▶ **Brief**
Only lines with the word "Output" are needed; collect each of them from the listing below.

▶ **Raw records**
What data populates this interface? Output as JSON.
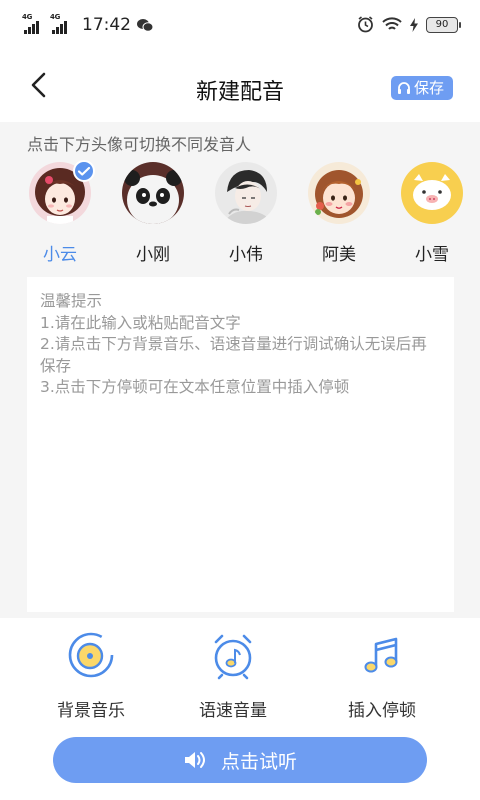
{
  "status_bar": {
    "network_1": "4G",
    "network_2": "4G",
    "time": "17:42",
    "battery": "90"
  },
  "header": {
    "title": "新建配音",
    "save_label": "保存",
    "accent": "#6e9df2"
  },
  "main": {
    "hint": "点击下方头像可切换不同发音人",
    "voices": [
      {
        "name": "小云",
        "selected": true
      },
      {
        "name": "小刚",
        "selected": false
      },
      {
        "name": "小伟",
        "selected": false
      },
      {
        "name": "阿美",
        "selected": false
      },
      {
        "name": "小雪",
        "selected": false
      }
    ],
    "text_input": {
      "value": "",
      "placeholder": "温馨提示\n1.请在此输入或粘贴配音文字\n2.请点击下方背景音乐、语速音量进行调试确认无误后再保存\n3.点击下方停顿可在文本任意位置中插入停顿"
    }
  },
  "tools": {
    "background_music": "背景音乐",
    "speed_volume": "语速音量",
    "insert_pause": "插入停顿"
  },
  "listen_label": "点击试听"
}
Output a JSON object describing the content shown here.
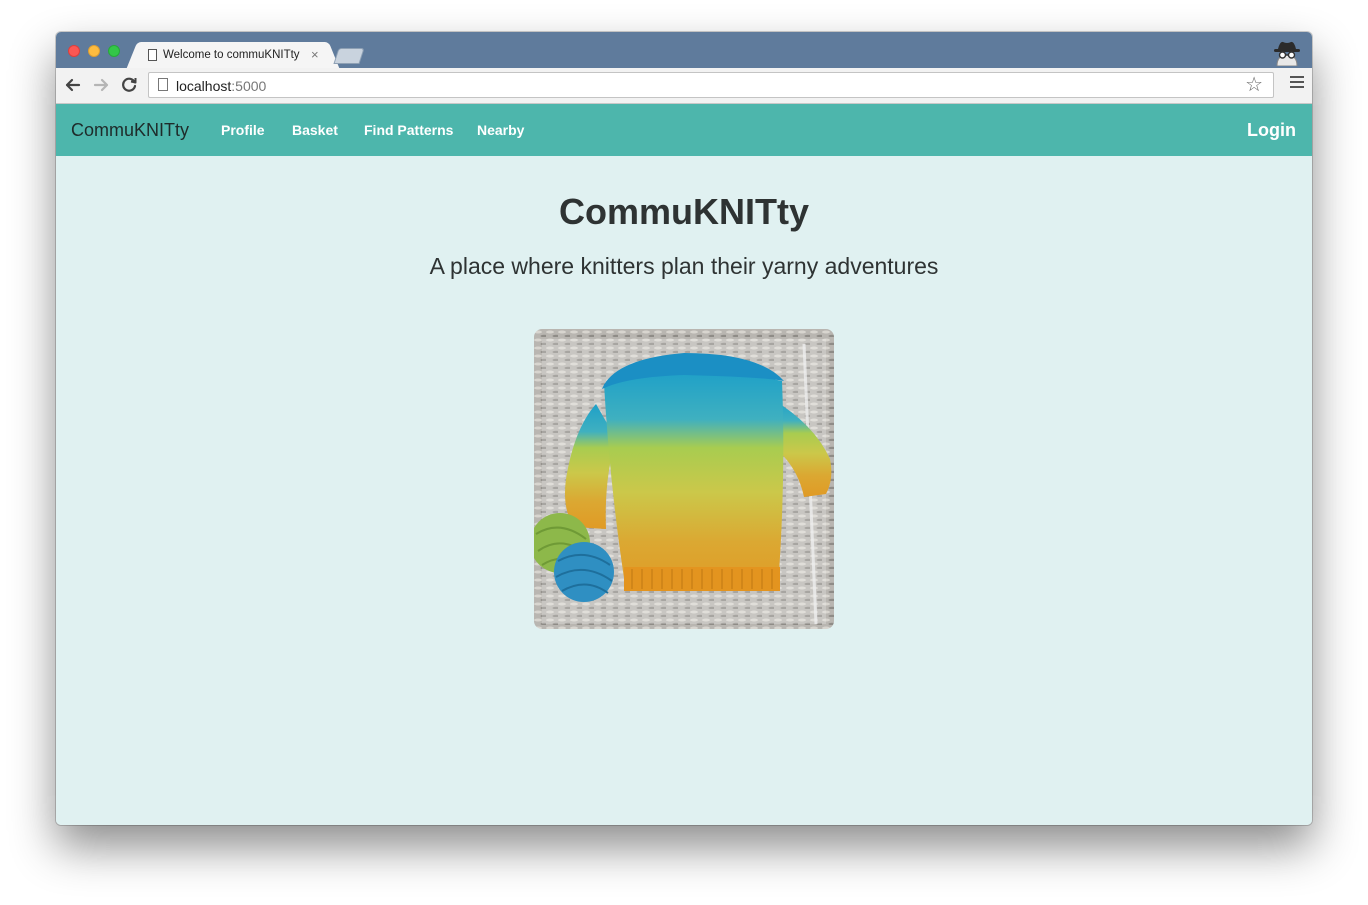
{
  "browser": {
    "tab_title": "Welcome to commuKNITty",
    "tab_close": "×",
    "url_host": "localhost",
    "url_port": ":5000",
    "icons": [
      "back-arrow-icon",
      "forward-arrow-icon",
      "reload-icon",
      "page-icon",
      "star-icon",
      "menu-icon",
      "incognito-icon"
    ]
  },
  "navbar": {
    "brand": "CommuKNITty",
    "links": [
      "Profile",
      "Basket",
      "Find Patterns",
      "Nearby"
    ],
    "login": "Login",
    "color": "#4db6ac"
  },
  "hero": {
    "title": "CommuKNITty",
    "subtitle": "A place where knitters plan their yarny adventures"
  },
  "colors": {
    "page_background": "#e0f1f1",
    "titlebar": "#5f7b9c"
  }
}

▶ **Written answer**
What data populates this interface? Output as JSON.
Output a JSON object describing the content shown here.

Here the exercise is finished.